# Document
Start

Broader Context: Optimistic online learning algorithms play an important role in solving games. The average iterates of OMWU have been shown to converge in zero-sum games at a rate of 1/T, which is better than the non-optimistic counterpart. Another important algorithm in this context is the online gradient descent ascent (OGDA), which has been shown to have last-iterate convergence of O(1/sqrt{T}), where the constant hides polynomial dependence on the problem parameters. Last-iterate convergence is a desirable property in the context of games. Since OMWU is a central tool for solving games, understanding its limitations is a fundamental question.

This paper reveals an inherent limitation of OMWU (and more generally, for some algorithms within the optimistic FTRL framework), showing that OGDA might sometimes enjoy better last-iterate convergence. The main property responsible for this limitation is the "lack of forgetfulness."

优点

The paper answers a fundamental question in the "learning in games" community (solving games using online learning dynamics). I like also the presentation of the paper. For example, the authors made an effort to explain the intuition behind the construction of the hard game.

缺点

My only criticism is the following: It might be the case that OMWU can have good last-iterate convergence when using changing learning rates. These are sometimes used to avoid such an issue of forgetfulness.

(But I believe that analyzing fixed learning rate is a significant contribution on its own)

问题

Do you think using time-dependent learning rates might improve the last-iterate convergence of OMWU? If so, maybe it's worth discussing it or writing it as a limitation.

局限性

See the above.

作者回复

Thank you for your encouraging comments!

End

# Stated problem A
According to the review, why is understanding the limitations of OMWU a fundamental question?
# Stated problem B
From the records, output as a numbered list the lines from the one containing "itemize 29 of" up to and including the one containing "y-tick-label: 60: [46, 185, 63, 202]". Omit the pictures.

# Material supplied
Start

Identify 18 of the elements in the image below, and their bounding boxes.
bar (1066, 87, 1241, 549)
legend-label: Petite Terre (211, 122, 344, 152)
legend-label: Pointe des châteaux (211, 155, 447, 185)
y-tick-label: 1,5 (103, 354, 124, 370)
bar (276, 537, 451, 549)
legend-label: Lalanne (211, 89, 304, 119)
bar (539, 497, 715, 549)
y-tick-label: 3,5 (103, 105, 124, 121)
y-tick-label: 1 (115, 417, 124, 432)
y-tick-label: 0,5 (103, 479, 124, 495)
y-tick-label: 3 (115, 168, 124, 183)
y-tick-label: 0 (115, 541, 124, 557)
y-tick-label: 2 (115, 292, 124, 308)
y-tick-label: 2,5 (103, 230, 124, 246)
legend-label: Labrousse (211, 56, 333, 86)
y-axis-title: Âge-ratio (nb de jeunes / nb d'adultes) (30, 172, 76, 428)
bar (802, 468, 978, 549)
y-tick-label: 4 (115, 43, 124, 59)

End
Start

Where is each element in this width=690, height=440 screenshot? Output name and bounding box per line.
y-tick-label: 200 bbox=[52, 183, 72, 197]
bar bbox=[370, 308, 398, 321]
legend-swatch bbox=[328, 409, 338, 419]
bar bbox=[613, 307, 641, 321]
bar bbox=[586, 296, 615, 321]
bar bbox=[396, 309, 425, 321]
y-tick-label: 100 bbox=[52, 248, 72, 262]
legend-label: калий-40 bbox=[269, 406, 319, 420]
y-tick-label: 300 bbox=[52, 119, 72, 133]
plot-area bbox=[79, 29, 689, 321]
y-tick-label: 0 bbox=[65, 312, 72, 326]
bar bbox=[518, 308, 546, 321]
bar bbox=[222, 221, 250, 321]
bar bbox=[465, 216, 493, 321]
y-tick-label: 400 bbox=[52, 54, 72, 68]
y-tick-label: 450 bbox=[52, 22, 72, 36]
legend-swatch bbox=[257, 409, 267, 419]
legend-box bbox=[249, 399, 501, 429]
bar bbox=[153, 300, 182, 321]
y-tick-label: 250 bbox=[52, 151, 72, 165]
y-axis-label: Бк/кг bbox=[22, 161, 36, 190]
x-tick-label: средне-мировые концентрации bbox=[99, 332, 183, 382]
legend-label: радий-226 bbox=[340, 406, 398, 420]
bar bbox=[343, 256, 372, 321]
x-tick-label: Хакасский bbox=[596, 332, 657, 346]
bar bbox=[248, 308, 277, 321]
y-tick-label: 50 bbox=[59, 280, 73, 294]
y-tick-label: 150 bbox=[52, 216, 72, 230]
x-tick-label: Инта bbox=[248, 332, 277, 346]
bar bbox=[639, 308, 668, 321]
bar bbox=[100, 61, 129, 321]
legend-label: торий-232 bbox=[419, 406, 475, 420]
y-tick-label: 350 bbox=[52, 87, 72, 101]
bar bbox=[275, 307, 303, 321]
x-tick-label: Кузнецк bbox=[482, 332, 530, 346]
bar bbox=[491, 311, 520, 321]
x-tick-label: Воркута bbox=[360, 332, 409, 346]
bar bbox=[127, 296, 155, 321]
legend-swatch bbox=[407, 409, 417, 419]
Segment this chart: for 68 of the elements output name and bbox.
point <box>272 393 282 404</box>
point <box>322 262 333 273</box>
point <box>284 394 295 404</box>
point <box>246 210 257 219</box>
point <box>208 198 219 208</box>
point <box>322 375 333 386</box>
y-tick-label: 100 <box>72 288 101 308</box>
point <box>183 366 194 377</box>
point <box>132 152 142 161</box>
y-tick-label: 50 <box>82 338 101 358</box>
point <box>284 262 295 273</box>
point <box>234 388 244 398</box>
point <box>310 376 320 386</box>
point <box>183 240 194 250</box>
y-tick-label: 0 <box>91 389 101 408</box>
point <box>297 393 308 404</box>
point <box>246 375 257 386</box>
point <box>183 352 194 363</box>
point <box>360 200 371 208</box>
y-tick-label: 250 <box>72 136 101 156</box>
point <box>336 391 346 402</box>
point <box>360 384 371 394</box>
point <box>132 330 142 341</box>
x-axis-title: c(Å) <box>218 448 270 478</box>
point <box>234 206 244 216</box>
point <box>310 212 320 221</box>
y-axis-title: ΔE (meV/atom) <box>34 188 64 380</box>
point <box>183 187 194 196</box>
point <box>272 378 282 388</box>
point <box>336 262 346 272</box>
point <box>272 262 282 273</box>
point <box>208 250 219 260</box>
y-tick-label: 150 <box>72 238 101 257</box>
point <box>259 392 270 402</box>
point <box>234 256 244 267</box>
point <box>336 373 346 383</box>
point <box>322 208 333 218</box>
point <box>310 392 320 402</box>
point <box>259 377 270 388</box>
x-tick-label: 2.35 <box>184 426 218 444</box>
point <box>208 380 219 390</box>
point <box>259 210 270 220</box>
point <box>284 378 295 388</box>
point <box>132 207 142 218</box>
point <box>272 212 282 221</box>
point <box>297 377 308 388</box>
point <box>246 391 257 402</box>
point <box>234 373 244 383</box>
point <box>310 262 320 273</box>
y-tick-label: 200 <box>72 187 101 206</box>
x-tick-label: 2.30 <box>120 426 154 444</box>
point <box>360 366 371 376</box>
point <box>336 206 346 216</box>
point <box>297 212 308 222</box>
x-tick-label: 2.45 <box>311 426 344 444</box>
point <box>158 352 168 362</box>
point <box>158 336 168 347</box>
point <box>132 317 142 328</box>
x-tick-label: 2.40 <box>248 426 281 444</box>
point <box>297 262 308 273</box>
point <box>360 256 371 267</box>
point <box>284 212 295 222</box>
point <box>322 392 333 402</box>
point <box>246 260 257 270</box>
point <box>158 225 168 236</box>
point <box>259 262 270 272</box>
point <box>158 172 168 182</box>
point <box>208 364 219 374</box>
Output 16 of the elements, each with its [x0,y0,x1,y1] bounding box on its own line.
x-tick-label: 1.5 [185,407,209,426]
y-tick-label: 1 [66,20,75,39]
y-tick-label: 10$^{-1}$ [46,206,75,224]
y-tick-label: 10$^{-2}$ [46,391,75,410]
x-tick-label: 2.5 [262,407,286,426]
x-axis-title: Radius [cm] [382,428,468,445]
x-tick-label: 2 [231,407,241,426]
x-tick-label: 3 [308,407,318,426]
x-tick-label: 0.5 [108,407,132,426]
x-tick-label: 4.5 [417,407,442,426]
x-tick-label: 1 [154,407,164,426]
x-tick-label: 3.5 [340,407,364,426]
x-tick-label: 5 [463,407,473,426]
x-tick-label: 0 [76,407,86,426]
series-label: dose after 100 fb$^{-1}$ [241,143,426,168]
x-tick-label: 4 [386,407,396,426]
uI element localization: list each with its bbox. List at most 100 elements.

End
Start

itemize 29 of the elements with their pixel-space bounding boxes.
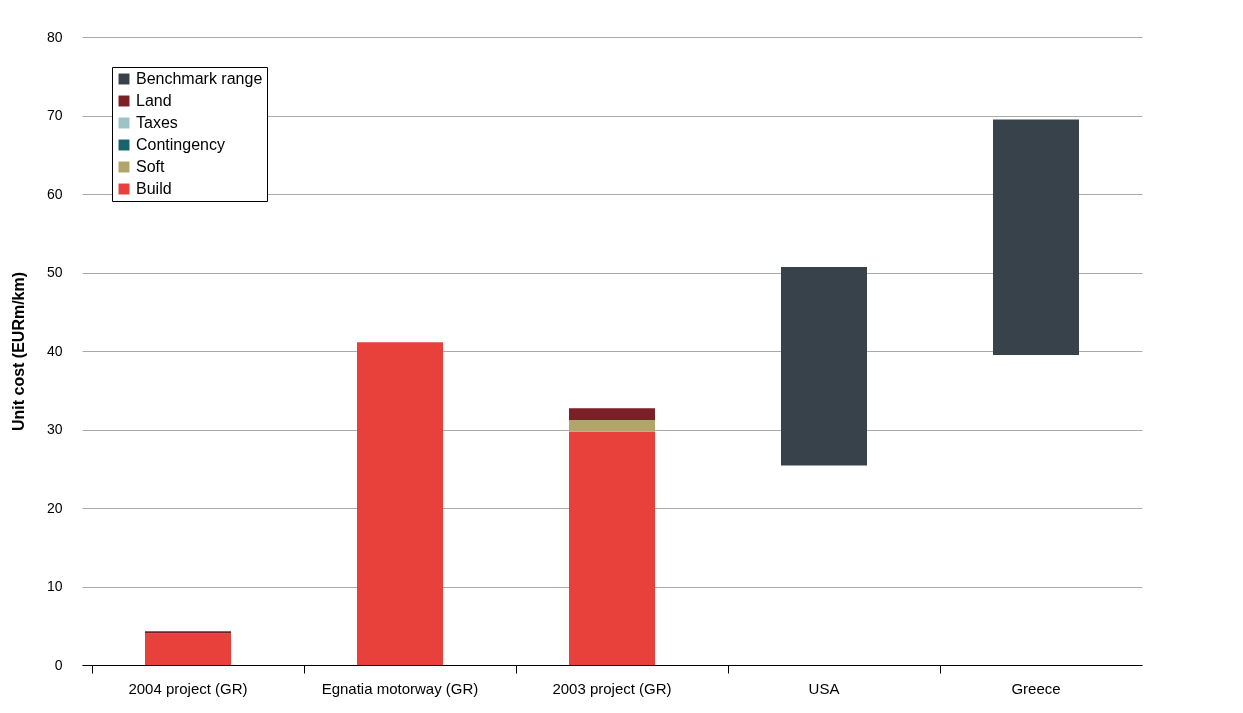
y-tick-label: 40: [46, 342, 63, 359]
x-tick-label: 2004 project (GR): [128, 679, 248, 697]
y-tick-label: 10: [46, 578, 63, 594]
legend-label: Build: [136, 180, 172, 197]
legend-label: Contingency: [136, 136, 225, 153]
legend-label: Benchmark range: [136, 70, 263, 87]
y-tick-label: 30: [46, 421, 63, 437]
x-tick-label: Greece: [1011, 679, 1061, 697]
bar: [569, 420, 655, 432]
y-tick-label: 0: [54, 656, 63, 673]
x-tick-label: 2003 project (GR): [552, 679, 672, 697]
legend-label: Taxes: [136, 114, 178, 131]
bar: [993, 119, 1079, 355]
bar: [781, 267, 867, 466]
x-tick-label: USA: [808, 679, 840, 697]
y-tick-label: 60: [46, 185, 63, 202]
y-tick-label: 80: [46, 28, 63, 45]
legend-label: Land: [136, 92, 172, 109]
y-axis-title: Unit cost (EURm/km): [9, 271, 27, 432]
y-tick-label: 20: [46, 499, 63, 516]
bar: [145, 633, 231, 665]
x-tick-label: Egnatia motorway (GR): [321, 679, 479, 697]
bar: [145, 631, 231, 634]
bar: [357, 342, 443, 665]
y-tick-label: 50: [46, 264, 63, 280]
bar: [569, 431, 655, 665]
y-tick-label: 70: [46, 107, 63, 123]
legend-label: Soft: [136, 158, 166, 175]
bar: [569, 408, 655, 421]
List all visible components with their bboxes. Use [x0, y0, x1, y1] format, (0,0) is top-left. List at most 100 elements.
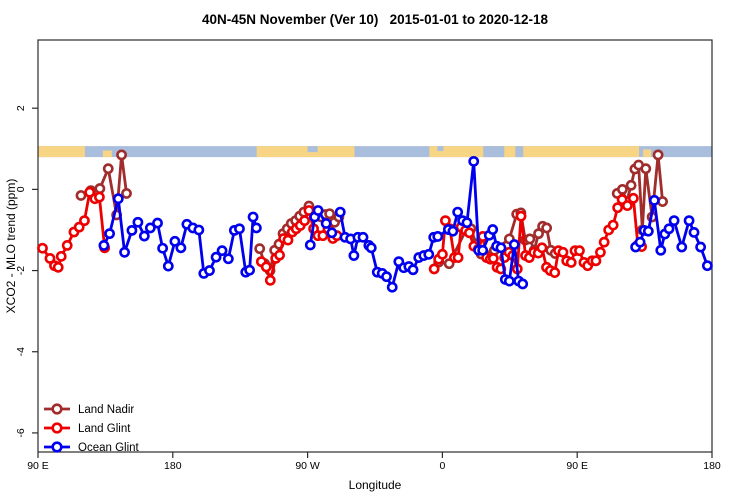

End

# Final answer A
OMWU is a central tool for solving games. That is why the review treats understanding its limitations as a fundamental question.

# Final answer B
1. itemize 29 of the elements with their pixel-space bounding boxes.
2. y-tick-label: 40: [46, 342, 63, 359]
3. x-tick-label: 2004 project (GR): [128, 679, 248, 697]
4. y-tick-label: 10: [46, 578, 63, 594]
5. legend-label: Build: [136, 180, 172, 197]
6. legend-label: Contingency: [136, 136, 225, 153]
7. legend-label: Benchmark range: [136, 70, 263, 87]
8. y-tick-label: 30: [46, 421, 63, 437]
9. x-tick-label: Greece: [1011, 679, 1061, 697]
10. bar: [569, 420, 655, 432]
11. y-tick-label: 0: [54, 656, 63, 673]
12. x-tick-label: 2003 project (GR): [552, 679, 672, 697]
13. legend-label: Taxes: [136, 114, 178, 131]
14. bar: [993, 119, 1079, 355]
15. bar: [781, 267, 867, 466]
16. x-tick-label: USA: [808, 679, 840, 697]
17. y-tick-label: 60: [46, 185, 63, 202]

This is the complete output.